◆ **Lines of data**
——

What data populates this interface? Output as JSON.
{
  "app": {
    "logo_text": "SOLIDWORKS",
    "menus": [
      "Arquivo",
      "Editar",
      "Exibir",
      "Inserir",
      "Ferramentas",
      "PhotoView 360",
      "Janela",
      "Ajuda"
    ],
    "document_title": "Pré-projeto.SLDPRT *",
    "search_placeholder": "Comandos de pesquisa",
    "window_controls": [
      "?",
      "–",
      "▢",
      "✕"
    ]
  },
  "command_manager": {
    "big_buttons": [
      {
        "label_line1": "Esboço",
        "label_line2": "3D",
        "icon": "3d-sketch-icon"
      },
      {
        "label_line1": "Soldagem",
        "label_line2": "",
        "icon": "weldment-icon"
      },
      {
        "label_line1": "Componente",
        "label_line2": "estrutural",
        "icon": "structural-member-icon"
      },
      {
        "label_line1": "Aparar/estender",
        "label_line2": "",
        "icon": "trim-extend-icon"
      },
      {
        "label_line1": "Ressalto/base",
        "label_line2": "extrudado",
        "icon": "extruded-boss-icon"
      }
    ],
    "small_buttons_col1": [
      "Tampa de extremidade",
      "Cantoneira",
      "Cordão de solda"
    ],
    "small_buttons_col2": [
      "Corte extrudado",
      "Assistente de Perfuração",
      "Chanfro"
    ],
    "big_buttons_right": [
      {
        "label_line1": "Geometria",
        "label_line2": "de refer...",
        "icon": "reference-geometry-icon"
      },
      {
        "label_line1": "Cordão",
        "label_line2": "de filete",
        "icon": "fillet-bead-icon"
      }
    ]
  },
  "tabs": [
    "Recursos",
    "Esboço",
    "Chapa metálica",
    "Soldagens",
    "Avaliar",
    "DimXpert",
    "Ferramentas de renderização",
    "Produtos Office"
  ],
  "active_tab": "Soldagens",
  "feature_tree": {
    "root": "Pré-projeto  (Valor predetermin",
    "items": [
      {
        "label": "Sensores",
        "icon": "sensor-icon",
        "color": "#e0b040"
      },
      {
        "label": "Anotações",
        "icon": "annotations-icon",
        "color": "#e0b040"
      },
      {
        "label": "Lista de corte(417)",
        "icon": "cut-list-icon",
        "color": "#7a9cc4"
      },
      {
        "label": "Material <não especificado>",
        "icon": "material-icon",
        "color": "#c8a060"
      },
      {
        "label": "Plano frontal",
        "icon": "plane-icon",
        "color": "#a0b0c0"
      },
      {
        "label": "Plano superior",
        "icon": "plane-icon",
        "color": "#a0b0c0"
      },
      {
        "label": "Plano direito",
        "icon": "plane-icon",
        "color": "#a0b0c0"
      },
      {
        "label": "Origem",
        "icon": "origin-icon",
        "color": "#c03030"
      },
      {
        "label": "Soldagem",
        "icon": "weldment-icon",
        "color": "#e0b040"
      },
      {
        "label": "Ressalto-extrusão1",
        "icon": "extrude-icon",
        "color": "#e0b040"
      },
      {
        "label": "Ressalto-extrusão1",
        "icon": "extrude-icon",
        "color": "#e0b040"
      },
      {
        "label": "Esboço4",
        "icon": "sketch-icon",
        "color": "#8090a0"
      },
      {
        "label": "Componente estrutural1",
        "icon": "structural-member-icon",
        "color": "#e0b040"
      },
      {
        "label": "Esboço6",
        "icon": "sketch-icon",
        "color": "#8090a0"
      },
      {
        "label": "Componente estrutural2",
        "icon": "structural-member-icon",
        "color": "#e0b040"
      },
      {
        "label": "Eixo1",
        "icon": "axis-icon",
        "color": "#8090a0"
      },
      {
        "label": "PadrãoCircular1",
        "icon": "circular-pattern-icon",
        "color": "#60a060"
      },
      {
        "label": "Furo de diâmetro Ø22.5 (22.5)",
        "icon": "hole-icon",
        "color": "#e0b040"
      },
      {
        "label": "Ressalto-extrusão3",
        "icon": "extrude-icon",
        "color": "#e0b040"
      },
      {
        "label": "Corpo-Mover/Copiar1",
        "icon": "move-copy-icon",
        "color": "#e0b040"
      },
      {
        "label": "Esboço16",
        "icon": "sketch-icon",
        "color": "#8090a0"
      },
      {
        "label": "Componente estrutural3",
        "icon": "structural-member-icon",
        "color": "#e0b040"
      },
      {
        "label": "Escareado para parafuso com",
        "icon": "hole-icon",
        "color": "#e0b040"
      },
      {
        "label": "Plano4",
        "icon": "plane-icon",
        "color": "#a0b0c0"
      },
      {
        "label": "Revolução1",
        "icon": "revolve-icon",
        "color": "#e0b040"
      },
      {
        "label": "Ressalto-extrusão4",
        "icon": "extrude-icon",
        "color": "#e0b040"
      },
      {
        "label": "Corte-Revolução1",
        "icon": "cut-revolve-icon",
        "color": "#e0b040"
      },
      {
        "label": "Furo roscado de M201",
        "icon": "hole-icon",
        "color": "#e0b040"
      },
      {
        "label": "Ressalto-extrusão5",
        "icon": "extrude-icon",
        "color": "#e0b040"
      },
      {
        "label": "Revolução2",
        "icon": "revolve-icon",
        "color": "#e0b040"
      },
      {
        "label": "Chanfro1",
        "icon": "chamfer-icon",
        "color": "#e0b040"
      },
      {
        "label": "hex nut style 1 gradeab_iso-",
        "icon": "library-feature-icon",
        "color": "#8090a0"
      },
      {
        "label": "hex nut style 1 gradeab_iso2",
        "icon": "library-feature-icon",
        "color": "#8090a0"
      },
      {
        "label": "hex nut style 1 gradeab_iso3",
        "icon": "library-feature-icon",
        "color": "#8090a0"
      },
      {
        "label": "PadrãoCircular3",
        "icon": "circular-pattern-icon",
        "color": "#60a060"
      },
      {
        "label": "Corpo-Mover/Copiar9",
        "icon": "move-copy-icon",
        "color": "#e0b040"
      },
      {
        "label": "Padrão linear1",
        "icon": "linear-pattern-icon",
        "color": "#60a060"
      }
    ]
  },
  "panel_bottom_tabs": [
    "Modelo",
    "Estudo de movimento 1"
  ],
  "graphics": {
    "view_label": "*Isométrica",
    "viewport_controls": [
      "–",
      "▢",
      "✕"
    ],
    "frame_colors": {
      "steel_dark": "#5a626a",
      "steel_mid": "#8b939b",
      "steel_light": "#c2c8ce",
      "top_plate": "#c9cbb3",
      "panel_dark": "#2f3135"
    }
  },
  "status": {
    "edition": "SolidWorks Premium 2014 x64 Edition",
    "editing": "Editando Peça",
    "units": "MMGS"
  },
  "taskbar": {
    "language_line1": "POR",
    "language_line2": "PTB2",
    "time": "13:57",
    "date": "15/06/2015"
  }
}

——

◆ **EXERCISE AIM**
Transcribe the data. Leave every line exactly as it is.

◆ **SOLUTION TO THE EXERCISE**
What data populates this interface? Output as JSON.
{
  "app": {
    "logo_text": "SOLIDWORKS",
    "menus": [
      "Arquivo",
      "Editar",
      "Exibir",
      "Inserir",
      "Ferramentas",
      "PhotoView 360",
      "Janela",
      "Ajuda"
    ],
    "document_title": "Pré-projeto.SLDPRT *",
    "search_placeholder": "Comandos de pesquisa",
    "window_controls": [
      "?",
      "–",
      "▢",
      "✕"
    ]
  },
  "command_manager": {
    "big_buttons": [
      {
        "label_line1": "Esboço",
        "label_line2": "3D",
        "icon": "3d-sketch-icon"
      },
      {
        "label_line1": "Soldagem",
        "label_line2": "",
        "icon": "weldment-icon"
      },
      {
        "label_line1": "Componente",
        "label_line2": "estrutural",
        "icon": "structural-member-icon"
      },
      {
        "label_line1": "Aparar/estender",
        "label_line2": "",
        "icon": "trim-extend-icon"
      },
      {
        "label_line1": "Ressalto/base",
        "label_line2": "extrudado",
        "icon": "extruded-boss-icon"
      }
    ],
    "small_buttons_col1": [
      "Tampa de extremidade",
      "Cantoneira",
      "Cordão de solda"
    ],
    "small_buttons_col2": [
      "Corte extrudado",
      "Assistente de Perfuração",
      "Chanfro"
    ],
    "big_buttons_right": [
      {
        "label_line1": "Geometria",
        "label_line2": "de refer...",
        "icon": "reference-geometry-icon"
      },
      {
        "label_line1": "Cordão",
        "label_line2": "de filete",
        "icon": "fillet-bead-icon"
      }
    ]
  },
  "tabs": [
    "Recursos",
    "Esboço",
    "Chapa metálica",
    "Soldagens",
    "Avaliar",
    "DimXpert",
    "Ferramentas de renderização",
    "Produtos Office"
  ],
  "active_tab": "Soldagens",
  "feature_tree": {
    "root": "Pré-projeto  (Valor predetermin",
    "items": [
      {
        "label": "Sensores",
        "icon": "sensor-icon",
        "color": "#e0b040"
      },
      {
        "label": "Anotações",
        "icon": "annotations-icon",
        "color": "#e0b040"
      },
      {
        "label": "Lista de corte(417)",
        "icon": "cut-list-icon",
        "color": "#7a9cc4"
      },
      {
        "label": "Material <não especificado>",
        "icon": "material-icon",
        "color": "#c8a060"
      },
      {
        "label": "Plano frontal",
        "icon": "plane-icon",
        "color": "#a0b0c0"
      },
      {
        "label": "Plano superior",
        "icon": "plane-icon",
        "color": "#a0b0c0"
      },
      {
        "label": "Plano direito",
        "icon": "plane-icon",
        "color": "#a0b0c0"
      },
      {
        "label": "Origem",
        "icon": "origin-icon",
        "color": "#c03030"
      },
      {
        "label": "Soldagem",
        "icon": "weldment-icon",
        "color": "#e0b040"
      },
      {
        "label": "Ressalto-extrusão1",
        "icon": "extrude-icon",
        "color": "#e0b040"
      },
      {
        "label": "Ressalto-extrusão1",
        "icon": "extrude-icon",
        "color": "#e0b040"
      },
      {
        "label": "Esboço4",
        "icon": "sketch-icon",
        "color": "#8090a0"
      },
      {
        "label": "Componente estrutural1",
        "icon": "structural-member-icon",
        "color": "#e0b040"
      },
      {
        "label": "Esboço6",
        "icon": "sketch-icon",
        "color": "#8090a0"
      },
      {
        "label": "Componente estrutural2",
        "icon": "structural-member-icon",
        "color": "#e0b040"
      },
      {
        "label": "Eixo1",
        "icon": "axis-icon",
        "color": "#8090a0"
      },
      {
        "label": "PadrãoCircular1",
        "icon": "circular-pattern-icon",
        "color": "#60a060"
      },
      {
        "label": "Furo de diâmetro Ø22.5 (22.5)",
        "icon": "hole-icon",
        "color": "#e0b040"
      },
      {
        "label": "Ressalto-extrusão3",
        "icon": "extrude-icon",
        "color": "#e0b040"
      },
      {
        "label": "Corpo-Mover/Copiar1",
        "icon": "move-copy-icon",
        "color": "#e0b040"
      },
      {
        "label": "Esboço16",
        "icon": "sketch-icon",
        "color": "#8090a0"
      },
      {
        "label": "Componente estrutural3",
        "icon": "structural-member-icon",
        "color": "#e0b040"
      },
      {
        "label": "Escareado para parafuso com",
        "icon": "hole-icon",
        "color": "#e0b040"
      },
      {
        "label": "Plano4",
        "icon": "plane-icon",
        "color": "#a0b0c0"
      },
      {
        "label": "Revolução1",
        "icon": "revolve-icon",
        "color": "#e0b040"
      },
      {
        "label": "Ressalto-extrusão4",
        "icon": "extrude-icon",
        "color": "#e0b040"
      },
      {
        "label": "Corte-Revolução1",
        "icon": "cut-revolve-icon",
        "color": "#e0b040"
      },
      {
        "label": "Furo roscado de M201",
        "icon": "hole-icon",
        "color": "#e0b040"
      },
      {
        "label": "Ressalto-extrusão5",
        "icon": "extrude-icon",
        "color": "#e0b040"
      },
      {
        "label": "Revolução2",
        "icon": "revolve-icon",
        "color": "#e0b040"
      },
      {
        "label": "Chanfro1",
        "icon": "chamfer-icon",
        "color": "#e0b040"
      },
      {
        "label": "hex nut style 1 gradeab_iso-",
        "icon": "library-feature-icon",
        "color": "#8090a0"
      },
      {
        "label": "hex nut style 1 gradeab_iso2",
        "icon": "library-feature-icon",
        "color": "#8090a0"
      },
      {
        "label": "hex nut style 1 gradeab_iso3",
        "icon": "library-feature-icon",
        "color": "#8090a0"
      },
      {
        "label": "PadrãoCircular3",
        "icon": "circular-pattern-icon",
        "color": "#60a060"
      },
      {
        "label": "Corpo-Mover/Copiar9",
        "icon": "move-copy-icon",
        "color": "#e0b040"
      },
      {
        "label": "Padrão linear1",
        "icon": "linear-pattern-icon",
        "color": "#60a060"
      }
    ]
  },
  "panel_bottom_tabs": [
    "Modelo",
    "Estudo de movimento 1"
  ],
  "graphics": {
    "view_label": "*Isométrica",
    "viewport_controls": [
      "–",
      "▢",
      "✕"
    ],
    "frame_colors": {
      "steel_dark": "#5a626a",
      "steel_mid": "#8b939b",
      "steel_light": "#c2c8ce",
      "top_plate": "#c9cbb3",
      "panel_dark": "#2f3135"
    }
  },
  "status": {
    "edition": "SolidWorks Premium 2014 x64 Edition",
    "editing": "Editando Peça",
    "units": "MMGS"
  },
  "taskbar": {
    "language_line1": "POR",
    "language_line2": "PTB2",
    "time": "13:57",
    "date": "15/06/2015"
  }
}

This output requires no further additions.